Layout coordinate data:
START
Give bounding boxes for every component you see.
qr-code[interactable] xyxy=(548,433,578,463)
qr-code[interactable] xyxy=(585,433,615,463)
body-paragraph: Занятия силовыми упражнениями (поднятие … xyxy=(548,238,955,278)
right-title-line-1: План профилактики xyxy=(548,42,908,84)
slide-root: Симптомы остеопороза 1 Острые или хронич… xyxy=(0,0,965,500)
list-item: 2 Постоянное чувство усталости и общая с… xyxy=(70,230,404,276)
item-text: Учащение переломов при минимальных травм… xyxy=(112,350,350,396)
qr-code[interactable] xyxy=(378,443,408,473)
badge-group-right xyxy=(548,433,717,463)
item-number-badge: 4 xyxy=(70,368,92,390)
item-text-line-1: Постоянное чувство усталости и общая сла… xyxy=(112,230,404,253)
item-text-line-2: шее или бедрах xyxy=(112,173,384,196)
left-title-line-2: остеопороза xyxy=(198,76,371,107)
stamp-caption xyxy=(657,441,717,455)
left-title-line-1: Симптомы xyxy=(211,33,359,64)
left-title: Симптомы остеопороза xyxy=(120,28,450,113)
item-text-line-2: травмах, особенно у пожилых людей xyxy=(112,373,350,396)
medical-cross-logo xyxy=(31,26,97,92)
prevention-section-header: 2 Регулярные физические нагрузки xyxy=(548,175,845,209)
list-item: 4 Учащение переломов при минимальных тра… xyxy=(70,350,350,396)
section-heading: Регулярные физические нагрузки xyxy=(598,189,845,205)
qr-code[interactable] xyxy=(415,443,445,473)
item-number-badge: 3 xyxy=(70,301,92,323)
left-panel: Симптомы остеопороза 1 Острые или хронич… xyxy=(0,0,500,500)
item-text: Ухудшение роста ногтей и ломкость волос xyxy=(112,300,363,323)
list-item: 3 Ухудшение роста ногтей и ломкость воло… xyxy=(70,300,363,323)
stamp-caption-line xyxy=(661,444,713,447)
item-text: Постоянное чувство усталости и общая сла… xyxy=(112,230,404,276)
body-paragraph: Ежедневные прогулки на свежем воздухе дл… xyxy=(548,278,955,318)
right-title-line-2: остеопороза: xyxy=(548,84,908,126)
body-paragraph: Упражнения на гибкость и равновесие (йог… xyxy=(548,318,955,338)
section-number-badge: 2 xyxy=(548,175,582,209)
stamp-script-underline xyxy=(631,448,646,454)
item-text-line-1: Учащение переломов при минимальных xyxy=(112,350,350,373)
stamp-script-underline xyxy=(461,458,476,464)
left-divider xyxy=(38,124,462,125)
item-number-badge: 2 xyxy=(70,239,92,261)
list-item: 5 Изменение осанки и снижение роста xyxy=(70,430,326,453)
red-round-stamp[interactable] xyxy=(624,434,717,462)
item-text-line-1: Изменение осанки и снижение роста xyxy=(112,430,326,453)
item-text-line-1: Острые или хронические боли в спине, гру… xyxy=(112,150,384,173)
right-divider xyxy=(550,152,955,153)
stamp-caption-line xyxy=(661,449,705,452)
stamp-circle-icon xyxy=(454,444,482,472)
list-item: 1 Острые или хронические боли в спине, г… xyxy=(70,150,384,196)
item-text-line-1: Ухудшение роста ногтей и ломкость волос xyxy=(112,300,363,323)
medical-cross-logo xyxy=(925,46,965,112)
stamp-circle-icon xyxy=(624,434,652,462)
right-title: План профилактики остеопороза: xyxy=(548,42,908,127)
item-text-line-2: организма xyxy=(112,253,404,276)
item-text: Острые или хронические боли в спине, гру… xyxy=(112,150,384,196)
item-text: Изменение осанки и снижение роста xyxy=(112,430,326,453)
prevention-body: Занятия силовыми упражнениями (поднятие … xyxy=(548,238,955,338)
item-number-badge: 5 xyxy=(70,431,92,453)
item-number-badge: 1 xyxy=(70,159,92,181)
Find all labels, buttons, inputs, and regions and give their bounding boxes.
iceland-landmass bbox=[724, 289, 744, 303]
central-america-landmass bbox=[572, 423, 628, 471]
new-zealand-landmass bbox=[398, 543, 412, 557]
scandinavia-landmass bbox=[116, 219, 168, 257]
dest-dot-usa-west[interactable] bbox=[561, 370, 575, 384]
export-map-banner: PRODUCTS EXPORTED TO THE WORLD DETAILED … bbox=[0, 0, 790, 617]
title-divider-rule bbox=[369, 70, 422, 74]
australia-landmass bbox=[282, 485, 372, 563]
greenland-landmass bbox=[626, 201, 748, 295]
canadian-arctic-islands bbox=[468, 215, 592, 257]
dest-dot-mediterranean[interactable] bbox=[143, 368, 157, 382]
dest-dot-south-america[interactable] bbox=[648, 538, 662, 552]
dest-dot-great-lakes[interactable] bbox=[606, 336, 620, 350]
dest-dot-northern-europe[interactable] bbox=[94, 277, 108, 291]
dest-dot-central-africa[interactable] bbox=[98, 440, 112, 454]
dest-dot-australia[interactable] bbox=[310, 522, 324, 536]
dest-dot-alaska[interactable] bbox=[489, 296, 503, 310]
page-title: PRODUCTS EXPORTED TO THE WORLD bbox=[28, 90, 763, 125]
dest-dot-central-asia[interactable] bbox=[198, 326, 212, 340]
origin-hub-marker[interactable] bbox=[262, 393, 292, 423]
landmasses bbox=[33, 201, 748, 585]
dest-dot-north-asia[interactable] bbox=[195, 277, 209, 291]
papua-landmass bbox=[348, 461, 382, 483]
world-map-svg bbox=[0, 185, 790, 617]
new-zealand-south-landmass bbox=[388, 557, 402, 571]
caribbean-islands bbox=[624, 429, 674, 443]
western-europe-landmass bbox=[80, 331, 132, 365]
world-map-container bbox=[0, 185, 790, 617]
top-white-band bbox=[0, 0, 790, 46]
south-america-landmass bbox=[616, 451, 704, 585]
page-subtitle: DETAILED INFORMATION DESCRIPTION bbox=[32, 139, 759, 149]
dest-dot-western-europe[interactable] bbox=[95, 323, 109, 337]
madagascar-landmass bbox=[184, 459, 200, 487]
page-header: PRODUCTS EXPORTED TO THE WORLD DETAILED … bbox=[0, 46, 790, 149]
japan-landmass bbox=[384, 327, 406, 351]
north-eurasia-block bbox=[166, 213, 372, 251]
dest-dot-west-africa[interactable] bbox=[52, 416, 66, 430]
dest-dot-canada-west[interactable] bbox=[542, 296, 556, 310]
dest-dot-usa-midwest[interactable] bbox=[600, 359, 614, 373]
END
TASK DETAILS = Could you reproduce every line of the listing above, character for character?

RESPONSE FOR THIS EXERCISE =
Give bounding boxes for every component you see.
qr-code[interactable] xyxy=(548,433,578,463)
qr-code[interactable] xyxy=(585,433,615,463)
body-paragraph: Занятия силовыми упражнениями (поднятие … xyxy=(548,238,955,278)
right-title-line-1: План профилактики xyxy=(548,42,908,84)
slide-root: Симптомы остеопороза 1 Острые или хронич… xyxy=(0,0,965,500)
list-item: 2 Постоянное чувство усталости и общая с… xyxy=(70,230,404,276)
item-text: Учащение переломов при минимальных травм… xyxy=(112,350,350,396)
qr-code[interactable] xyxy=(378,443,408,473)
badge-group-right xyxy=(548,433,717,463)
item-number-badge: 4 xyxy=(70,368,92,390)
item-text-line-1: Постоянное чувство усталости и общая сла… xyxy=(112,230,404,253)
item-text-line-2: шее или бедрах xyxy=(112,173,384,196)
left-title-line-2: остеопороза xyxy=(198,76,371,107)
stamp-caption xyxy=(657,441,717,455)
left-title-line-1: Симптомы xyxy=(211,33,359,64)
left-title: Симптомы остеопороза xyxy=(120,28,450,113)
item-text-line-2: травмах, особенно у пожилых людей xyxy=(112,373,350,396)
medical-cross-logo xyxy=(31,26,97,92)
prevention-section-header: 2 Регулярные физические нагрузки xyxy=(548,175,845,209)
list-item: 4 Учащение переломов при минимальных тра… xyxy=(70,350,350,396)
section-heading: Регулярные физические нагрузки xyxy=(598,189,845,205)
qr-code[interactable] xyxy=(415,443,445,473)
item-number-badge: 3 xyxy=(70,301,92,323)
left-panel: Симптомы остеопороза 1 Острые или хронич… xyxy=(0,0,500,500)
item-text: Ухудшение роста ногтей и ломкость волос xyxy=(112,300,363,323)
list-item: 3 Ухудшение роста ногтей и ломкость воло… xyxy=(70,300,363,323)
stamp-caption-line xyxy=(661,444,713,447)
item-text: Постоянное чувство усталости и общая сла… xyxy=(112,230,404,276)
body-paragraph: Ежедневные прогулки на свежем воздухе дл… xyxy=(548,278,955,318)
right-title-line-2: остеопороза: xyxy=(548,84,908,126)
body-paragraph: Упражнения на гибкость и равновесие (йог… xyxy=(548,318,955,338)
section-number-badge: 2 xyxy=(548,175,582,209)
stamp-script-underline xyxy=(631,448,646,454)
item-text-line-1: Учащение переломов при минимальных xyxy=(112,350,350,373)
stamp-script-underline xyxy=(461,458,476,464)
left-divider xyxy=(38,124,462,125)
item-number-badge: 2 xyxy=(70,239,92,261)
list-item: 5 Изменение осанки и снижение роста xyxy=(70,430,326,453)
red-round-stamp[interactable] xyxy=(624,434,717,462)
item-text-line-1: Изменение осанки и снижение роста xyxy=(112,430,326,453)
item-text-line-1: Острые или хронические боли в спине, гру… xyxy=(112,150,384,173)
right-divider xyxy=(550,152,955,153)
stamp-caption-line xyxy=(661,449,705,452)
stamp-circle-icon xyxy=(454,444,482,472)
list-item: 1 Острые или хронические боли в спине, г… xyxy=(70,150,384,196)
item-text-line-1: Ухудшение роста ногтей и ломкость волос xyxy=(112,300,363,323)
medical-cross-logo xyxy=(925,46,965,112)
stamp-circle-icon xyxy=(624,434,652,462)
right-title: План профилактики остеопороза: xyxy=(548,42,908,127)
item-text-line-2: организма xyxy=(112,253,404,276)
item-text: Острые или хронические боли в спине, гру… xyxy=(112,150,384,196)
item-text: Изменение осанки и снижение роста xyxy=(112,430,326,453)
prevention-body: Занятия силовыми упражнениями (поднятие … xyxy=(548,238,955,338)
item-number-badge: 5 xyxy=(70,431,92,453)
item-number-badge: 1 xyxy=(70,159,92,181)
Find all labels, buttons, inputs, and regions and give their bounding boxes.
iceland-landmass bbox=[724, 289, 744, 303]
central-america-landmass bbox=[572, 423, 628, 471]
new-zealand-landmass bbox=[398, 543, 412, 557]
scandinavia-landmass bbox=[116, 219, 168, 257]
dest-dot-usa-west[interactable] bbox=[561, 370, 575, 384]
export-map-banner: PRODUCTS EXPORTED TO THE WORLD DETAILED … bbox=[0, 0, 790, 617]
title-divider-rule bbox=[369, 70, 422, 74]
australia-landmass bbox=[282, 485, 372, 563]
greenland-landmass bbox=[626, 201, 748, 295]
canadian-arctic-islands bbox=[468, 215, 592, 257]
dest-dot-mediterranean[interactable] bbox=[143, 368, 157, 382]
dest-dot-south-america[interactable] bbox=[648, 538, 662, 552]
dest-dot-great-lakes[interactable] bbox=[606, 336, 620, 350]
dest-dot-northern-europe[interactable] bbox=[94, 277, 108, 291]
dest-dot-central-africa[interactable] bbox=[98, 440, 112, 454]
dest-dot-australia[interactable] bbox=[310, 522, 324, 536]
dest-dot-alaska[interactable] bbox=[489, 296, 503, 310]
page-title: PRODUCTS EXPORTED TO THE WORLD bbox=[28, 90, 763, 125]
dest-dot-central-asia[interactable] bbox=[198, 326, 212, 340]
origin-hub-marker[interactable] bbox=[262, 393, 292, 423]
landmasses bbox=[33, 201, 748, 585]
dest-dot-north-asia[interactable] bbox=[195, 277, 209, 291]
papua-landmass bbox=[348, 461, 382, 483]
world-map-svg bbox=[0, 185, 790, 617]
new-zealand-south-landmass bbox=[388, 557, 402, 571]
caribbean-islands bbox=[624, 429, 674, 443]
western-europe-landmass bbox=[80, 331, 132, 365]
world-map-container bbox=[0, 185, 790, 617]
top-white-band bbox=[0, 0, 790, 46]
south-america-landmass bbox=[616, 451, 704, 585]
page-subtitle: DETAILED INFORMATION DESCRIPTION bbox=[32, 139, 759, 149]
dest-dot-western-europe[interactable] bbox=[95, 323, 109, 337]
madagascar-landmass bbox=[184, 459, 200, 487]
page-header: PRODUCTS EXPORTED TO THE WORLD DETAILED … bbox=[0, 46, 790, 149]
japan-landmass bbox=[384, 327, 406, 351]
north-eurasia-block bbox=[166, 213, 372, 251]
dest-dot-west-africa[interactable] bbox=[52, 416, 66, 430]
dest-dot-canada-west[interactable] bbox=[542, 296, 556, 310]
dest-dot-usa-midwest[interactable] bbox=[600, 359, 614, 373]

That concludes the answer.